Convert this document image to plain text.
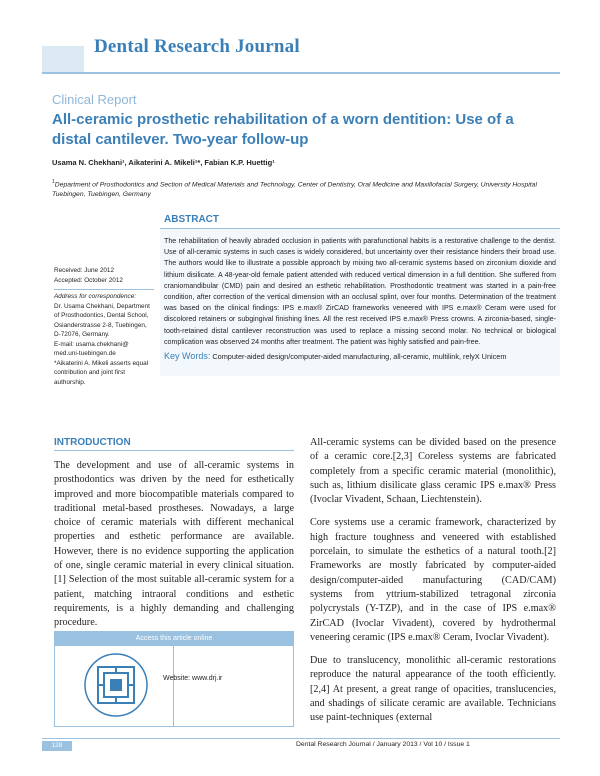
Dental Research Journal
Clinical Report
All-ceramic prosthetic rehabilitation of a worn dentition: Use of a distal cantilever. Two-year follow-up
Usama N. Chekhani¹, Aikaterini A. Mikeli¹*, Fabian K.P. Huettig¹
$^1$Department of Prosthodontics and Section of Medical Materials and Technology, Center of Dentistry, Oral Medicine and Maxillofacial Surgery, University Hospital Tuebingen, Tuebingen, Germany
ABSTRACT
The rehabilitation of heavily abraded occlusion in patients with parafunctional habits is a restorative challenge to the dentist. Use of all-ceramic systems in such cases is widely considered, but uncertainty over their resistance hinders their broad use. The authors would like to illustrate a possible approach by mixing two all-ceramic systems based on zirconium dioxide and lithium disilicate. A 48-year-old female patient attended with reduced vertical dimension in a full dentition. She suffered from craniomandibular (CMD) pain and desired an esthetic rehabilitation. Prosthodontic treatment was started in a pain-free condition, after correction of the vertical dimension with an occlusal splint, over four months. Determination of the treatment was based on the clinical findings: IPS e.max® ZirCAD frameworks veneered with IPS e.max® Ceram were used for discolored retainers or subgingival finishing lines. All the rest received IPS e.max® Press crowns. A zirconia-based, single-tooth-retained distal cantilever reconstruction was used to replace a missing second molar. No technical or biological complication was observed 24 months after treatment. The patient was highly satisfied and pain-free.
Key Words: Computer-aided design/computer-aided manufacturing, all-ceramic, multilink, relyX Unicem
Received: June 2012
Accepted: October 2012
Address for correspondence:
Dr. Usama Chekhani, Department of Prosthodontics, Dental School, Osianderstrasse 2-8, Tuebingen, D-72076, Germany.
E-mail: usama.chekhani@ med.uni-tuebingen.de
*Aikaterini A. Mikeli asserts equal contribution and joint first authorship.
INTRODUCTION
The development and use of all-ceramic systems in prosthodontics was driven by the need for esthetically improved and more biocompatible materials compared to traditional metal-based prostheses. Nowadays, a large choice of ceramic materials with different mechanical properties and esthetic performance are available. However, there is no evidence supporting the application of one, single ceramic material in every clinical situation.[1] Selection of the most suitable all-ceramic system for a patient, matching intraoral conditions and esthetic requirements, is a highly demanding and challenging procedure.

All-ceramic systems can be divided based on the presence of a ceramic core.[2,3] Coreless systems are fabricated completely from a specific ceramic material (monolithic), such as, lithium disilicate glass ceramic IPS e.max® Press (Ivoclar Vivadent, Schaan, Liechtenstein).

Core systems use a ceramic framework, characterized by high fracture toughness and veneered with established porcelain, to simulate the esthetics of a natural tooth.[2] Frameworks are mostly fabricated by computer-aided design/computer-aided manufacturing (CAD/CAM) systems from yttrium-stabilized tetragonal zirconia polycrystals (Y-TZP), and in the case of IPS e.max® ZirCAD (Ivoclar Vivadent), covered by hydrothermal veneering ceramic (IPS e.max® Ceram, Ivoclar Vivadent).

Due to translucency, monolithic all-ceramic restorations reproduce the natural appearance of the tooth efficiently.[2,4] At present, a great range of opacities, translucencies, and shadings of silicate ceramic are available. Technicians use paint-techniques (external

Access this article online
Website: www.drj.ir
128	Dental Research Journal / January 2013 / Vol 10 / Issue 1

AIM OF THE TASK = What are the lines above that hold the string "Research"? Copy them.

ANSWER TO THE PROBLEM =
Dental Research Journal
128	Dental Research Journal / January 2013 / Vol 10 / Issue 1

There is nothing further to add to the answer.